** begin **
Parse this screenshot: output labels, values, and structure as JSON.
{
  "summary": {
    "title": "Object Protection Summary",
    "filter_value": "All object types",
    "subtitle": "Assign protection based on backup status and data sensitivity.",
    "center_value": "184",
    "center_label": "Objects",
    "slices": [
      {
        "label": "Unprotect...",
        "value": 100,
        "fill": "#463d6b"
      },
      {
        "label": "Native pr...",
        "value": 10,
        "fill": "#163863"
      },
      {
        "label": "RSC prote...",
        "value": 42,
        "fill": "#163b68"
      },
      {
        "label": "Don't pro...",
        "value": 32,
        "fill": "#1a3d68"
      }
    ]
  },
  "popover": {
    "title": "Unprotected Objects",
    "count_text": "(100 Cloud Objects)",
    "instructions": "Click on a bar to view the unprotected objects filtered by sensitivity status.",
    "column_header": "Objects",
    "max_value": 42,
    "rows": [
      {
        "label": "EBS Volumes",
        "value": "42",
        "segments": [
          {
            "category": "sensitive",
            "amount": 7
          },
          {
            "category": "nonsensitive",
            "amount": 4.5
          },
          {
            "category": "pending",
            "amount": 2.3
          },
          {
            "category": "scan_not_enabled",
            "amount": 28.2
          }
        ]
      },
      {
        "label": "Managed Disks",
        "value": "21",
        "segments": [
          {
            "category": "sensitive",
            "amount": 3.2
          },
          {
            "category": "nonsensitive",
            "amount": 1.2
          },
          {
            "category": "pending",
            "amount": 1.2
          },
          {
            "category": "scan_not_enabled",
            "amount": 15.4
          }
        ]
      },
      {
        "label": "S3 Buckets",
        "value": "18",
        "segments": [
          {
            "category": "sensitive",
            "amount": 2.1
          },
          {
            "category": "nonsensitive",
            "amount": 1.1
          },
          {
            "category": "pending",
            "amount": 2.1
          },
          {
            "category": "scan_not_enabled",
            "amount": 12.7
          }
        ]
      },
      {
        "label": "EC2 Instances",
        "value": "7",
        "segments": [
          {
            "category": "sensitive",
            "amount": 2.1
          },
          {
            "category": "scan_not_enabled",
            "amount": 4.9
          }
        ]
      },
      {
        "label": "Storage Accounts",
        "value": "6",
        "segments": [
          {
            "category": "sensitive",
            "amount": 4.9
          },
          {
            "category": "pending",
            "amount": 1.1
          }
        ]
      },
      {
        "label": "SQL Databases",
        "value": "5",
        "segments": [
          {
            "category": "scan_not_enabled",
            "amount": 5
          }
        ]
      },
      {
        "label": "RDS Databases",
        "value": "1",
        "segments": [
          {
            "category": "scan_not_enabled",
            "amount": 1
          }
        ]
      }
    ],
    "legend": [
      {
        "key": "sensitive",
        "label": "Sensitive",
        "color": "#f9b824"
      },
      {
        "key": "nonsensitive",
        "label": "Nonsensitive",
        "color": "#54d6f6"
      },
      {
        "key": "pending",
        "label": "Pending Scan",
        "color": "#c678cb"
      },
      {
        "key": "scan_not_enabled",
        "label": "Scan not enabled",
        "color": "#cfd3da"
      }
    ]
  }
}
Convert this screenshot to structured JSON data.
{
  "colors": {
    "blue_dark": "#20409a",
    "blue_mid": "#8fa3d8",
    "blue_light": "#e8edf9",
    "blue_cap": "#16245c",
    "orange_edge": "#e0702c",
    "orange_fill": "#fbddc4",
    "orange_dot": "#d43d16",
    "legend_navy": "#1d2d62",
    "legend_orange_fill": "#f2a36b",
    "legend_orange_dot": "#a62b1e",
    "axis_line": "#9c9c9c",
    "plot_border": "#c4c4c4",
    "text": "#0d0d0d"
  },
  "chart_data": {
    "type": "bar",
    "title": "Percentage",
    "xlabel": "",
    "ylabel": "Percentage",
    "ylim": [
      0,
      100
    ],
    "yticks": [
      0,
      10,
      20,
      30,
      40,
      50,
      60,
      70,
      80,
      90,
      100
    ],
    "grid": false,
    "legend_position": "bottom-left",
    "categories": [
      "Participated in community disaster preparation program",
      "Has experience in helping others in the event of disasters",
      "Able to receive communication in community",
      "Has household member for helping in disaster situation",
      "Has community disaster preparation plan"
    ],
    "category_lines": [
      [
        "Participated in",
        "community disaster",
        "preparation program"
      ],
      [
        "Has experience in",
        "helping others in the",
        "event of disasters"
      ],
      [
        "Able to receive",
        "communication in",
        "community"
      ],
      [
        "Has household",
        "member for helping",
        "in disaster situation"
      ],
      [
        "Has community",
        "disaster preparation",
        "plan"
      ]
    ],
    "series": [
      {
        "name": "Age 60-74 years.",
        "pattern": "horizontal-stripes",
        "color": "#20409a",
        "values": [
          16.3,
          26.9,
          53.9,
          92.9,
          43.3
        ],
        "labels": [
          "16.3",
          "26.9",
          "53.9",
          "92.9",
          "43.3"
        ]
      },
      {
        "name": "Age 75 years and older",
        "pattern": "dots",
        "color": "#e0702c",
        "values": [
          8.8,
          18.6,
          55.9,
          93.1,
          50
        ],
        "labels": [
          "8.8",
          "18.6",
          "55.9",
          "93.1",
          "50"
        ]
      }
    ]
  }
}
** end **
DO THIS:
Extract all of the material exactly as it is written.

WRITTEN ANSWER:
Parse this screenshot: output labels, values, and structure as JSON.
{
  "summary": {
    "title": "Object Protection Summary",
    "filter_value": "All object types",
    "subtitle": "Assign protection based on backup status and data sensitivity.",
    "center_value": "184",
    "center_label": "Objects",
    "slices": [
      {
        "label": "Unprotect...",
        "value": 100,
        "fill": "#463d6b"
      },
      {
        "label": "Native pr...",
        "value": 10,
        "fill": "#163863"
      },
      {
        "label": "RSC prote...",
        "value": 42,
        "fill": "#163b68"
      },
      {
        "label": "Don't pro...",
        "value": 32,
        "fill": "#1a3d68"
      }
    ]
  },
  "popover": {
    "title": "Unprotected Objects",
    "count_text": "(100 Cloud Objects)",
    "instructions": "Click on a bar to view the unprotected objects filtered by sensitivity status.",
    "column_header": "Objects",
    "max_value": 42,
    "rows": [
      {
        "label": "EBS Volumes",
        "value": "42",
        "segments": [
          {
            "category": "sensitive",
            "amount": 7
          },
          {
            "category": "nonsensitive",
            "amount": 4.5
          },
          {
            "category": "pending",
            "amount": 2.3
          },
          {
            "category": "scan_not_enabled",
            "amount": 28.2
          }
        ]
      },
      {
        "label": "Managed Disks",
        "value": "21",
        "segments": [
          {
            "category": "sensitive",
            "amount": 3.2
          },
          {
            "category": "nonsensitive",
            "amount": 1.2
          },
          {
            "category": "pending",
            "amount": 1.2
          },
          {
            "category": "scan_not_enabled",
            "amount": 15.4
          }
        ]
      },
      {
        "label": "S3 Buckets",
        "value": "18",
        "segments": [
          {
            "category": "sensitive",
            "amount": 2.1
          },
          {
            "category": "nonsensitive",
            "amount": 1.1
          },
          {
            "category": "pending",
            "amount": 2.1
          },
          {
            "category": "scan_not_enabled",
            "amount": 12.7
          }
        ]
      },
      {
        "label": "EC2 Instances",
        "value": "7",
        "segments": [
          {
            "category": "sensitive",
            "amount": 2.1
          },
          {
            "category": "scan_not_enabled",
            "amount": 4.9
          }
        ]
      },
      {
        "label": "Storage Accounts",
        "value": "6",
        "segments": [
          {
            "category": "sensitive",
            "amount": 4.9
          },
          {
            "category": "pending",
            "amount": 1.1
          }
        ]
      },
      {
        "label": "SQL Databases",
        "value": "5",
        "segments": [
          {
            "category": "scan_not_enabled",
            "amount": 5
          }
        ]
      },
      {
        "label": "RDS Databases",
        "value": "1",
        "segments": [
          {
            "category": "scan_not_enabled",
            "amount": 1
          }
        ]
      }
    ],
    "legend": [
      {
        "key": "sensitive",
        "label": "Sensitive",
        "color": "#f9b824"
      },
      {
        "key": "nonsensitive",
        "label": "Nonsensitive",
        "color": "#54d6f6"
      },
      {
        "key": "pending",
        "label": "Pending Scan",
        "color": "#c678cb"
      },
      {
        "key": "scan_not_enabled",
        "label": "Scan not enabled",
        "color": "#cfd3da"
      }
    ]
  }
}
Convert this screenshot to structured JSON data.
{
  "colors": {
    "blue_dark": "#20409a",
    "blue_mid": "#8fa3d8",
    "blue_light": "#e8edf9",
    "blue_cap": "#16245c",
    "orange_edge": "#e0702c",
    "orange_fill": "#fbddc4",
    "orange_dot": "#d43d16",
    "legend_navy": "#1d2d62",
    "legend_orange_fill": "#f2a36b",
    "legend_orange_dot": "#a62b1e",
    "axis_line": "#9c9c9c",
    "plot_border": "#c4c4c4",
    "text": "#0d0d0d"
  },
  "chart_data": {
    "type": "bar",
    "title": "Percentage",
    "xlabel": "",
    "ylabel": "Percentage",
    "ylim": [
      0,
      100
    ],
    "yticks": [
      0,
      10,
      20,
      30,
      40,
      50,
      60,
      70,
      80,
      90,
      100
    ],
    "grid": false,
    "legend_position": "bottom-left",
    "categories": [
      "Participated in community disaster preparation program",
      "Has experience in helping others in the event of disasters",
      "Able to receive communication in community",
      "Has household member for helping in disaster situation",
      "Has community disaster preparation plan"
    ],
    "category_lines": [
      [
        "Participated in",
        "community disaster",
        "preparation program"
      ],
      [
        "Has experience in",
        "helping others in the",
        "event of disasters"
      ],
      [
        "Able to receive",
        "communication in",
        "community"
      ],
      [
        "Has household",
        "member for helping",
        "in disaster situation"
      ],
      [
        "Has community",
        "disaster preparation",
        "plan"
      ]
    ],
    "series": [
      {
        "name": "Age 60-74 years.",
        "pattern": "horizontal-stripes",
        "color": "#20409a",
        "values": [
          16.3,
          26.9,
          53.9,
          92.9,
          43.3
        ],
        "labels": [
          "16.3",
          "26.9",
          "53.9",
          "92.9",
          "43.3"
        ]
      },
      {
        "name": "Age 75 years and older",
        "pattern": "dots",
        "color": "#e0702c",
        "values": [
          8.8,
          18.6,
          55.9,
          93.1,
          50
        ],
        "labels": [
          "8.8",
          "18.6",
          "55.9",
          "93.1",
          "50"
        ]
      }
    ]
  }
}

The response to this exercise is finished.